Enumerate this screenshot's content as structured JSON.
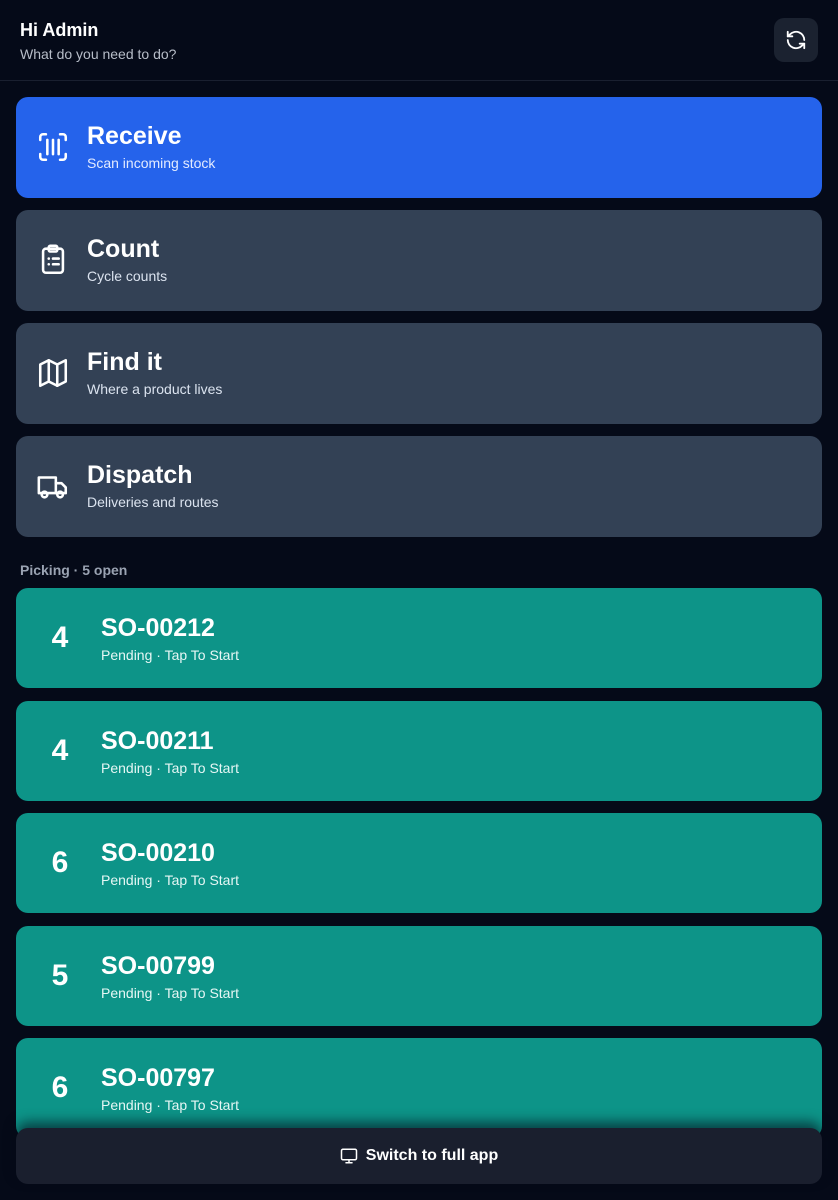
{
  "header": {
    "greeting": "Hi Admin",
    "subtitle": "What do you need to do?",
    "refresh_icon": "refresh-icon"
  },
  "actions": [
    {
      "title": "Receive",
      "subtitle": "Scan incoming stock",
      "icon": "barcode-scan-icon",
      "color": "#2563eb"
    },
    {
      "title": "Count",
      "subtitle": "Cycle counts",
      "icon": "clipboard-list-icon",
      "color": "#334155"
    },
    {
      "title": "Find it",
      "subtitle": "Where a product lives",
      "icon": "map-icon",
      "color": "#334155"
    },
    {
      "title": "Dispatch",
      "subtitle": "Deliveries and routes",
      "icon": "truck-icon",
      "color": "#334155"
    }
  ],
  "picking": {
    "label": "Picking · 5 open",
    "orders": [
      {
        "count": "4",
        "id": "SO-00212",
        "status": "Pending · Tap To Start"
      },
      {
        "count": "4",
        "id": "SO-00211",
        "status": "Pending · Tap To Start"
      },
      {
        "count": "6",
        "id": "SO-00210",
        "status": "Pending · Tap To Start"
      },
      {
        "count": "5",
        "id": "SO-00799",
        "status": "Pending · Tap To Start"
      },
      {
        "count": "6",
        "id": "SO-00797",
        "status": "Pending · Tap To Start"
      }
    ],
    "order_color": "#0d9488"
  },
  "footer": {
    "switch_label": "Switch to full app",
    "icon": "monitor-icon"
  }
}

* * *

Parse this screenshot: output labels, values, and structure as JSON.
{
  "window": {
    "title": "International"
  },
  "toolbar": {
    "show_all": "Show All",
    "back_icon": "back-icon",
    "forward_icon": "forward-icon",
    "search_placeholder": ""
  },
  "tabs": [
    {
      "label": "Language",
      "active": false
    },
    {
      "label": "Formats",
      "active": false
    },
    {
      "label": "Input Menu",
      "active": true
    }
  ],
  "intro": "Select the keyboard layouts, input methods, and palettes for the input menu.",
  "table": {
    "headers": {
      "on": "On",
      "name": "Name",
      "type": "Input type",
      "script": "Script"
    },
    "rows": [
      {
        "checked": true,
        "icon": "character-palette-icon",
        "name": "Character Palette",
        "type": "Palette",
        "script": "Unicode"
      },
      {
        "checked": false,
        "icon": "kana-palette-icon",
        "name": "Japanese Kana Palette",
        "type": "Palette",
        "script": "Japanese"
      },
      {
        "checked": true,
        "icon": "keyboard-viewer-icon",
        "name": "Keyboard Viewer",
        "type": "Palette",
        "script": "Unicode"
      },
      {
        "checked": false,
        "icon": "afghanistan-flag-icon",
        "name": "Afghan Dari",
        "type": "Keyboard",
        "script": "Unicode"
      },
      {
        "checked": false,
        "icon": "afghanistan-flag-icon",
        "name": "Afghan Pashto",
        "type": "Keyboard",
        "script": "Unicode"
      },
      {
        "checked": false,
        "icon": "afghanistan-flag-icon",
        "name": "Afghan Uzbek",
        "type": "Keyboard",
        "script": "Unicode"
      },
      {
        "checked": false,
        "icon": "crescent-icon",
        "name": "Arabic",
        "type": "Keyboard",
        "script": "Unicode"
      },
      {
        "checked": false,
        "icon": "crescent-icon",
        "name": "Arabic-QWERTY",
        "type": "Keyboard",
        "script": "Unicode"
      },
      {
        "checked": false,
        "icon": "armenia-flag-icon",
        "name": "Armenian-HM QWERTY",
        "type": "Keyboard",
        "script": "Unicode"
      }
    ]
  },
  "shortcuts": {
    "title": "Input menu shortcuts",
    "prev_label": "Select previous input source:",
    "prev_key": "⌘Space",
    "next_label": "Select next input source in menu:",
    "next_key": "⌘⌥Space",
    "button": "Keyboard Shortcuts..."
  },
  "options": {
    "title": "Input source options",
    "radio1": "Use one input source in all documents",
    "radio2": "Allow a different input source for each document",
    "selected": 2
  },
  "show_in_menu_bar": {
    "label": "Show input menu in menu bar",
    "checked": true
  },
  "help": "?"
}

*Prompt:* Filter the records above for "subtitle" and copy every matching line.

*Solved exercise:*
    "subtitle": "What do you need to do?",
      "subtitle": "Scan incoming stock",
      "subtitle": "Cycle counts",
      "subtitle": "Where a product lives",
      "subtitle": "Deliveries and routes",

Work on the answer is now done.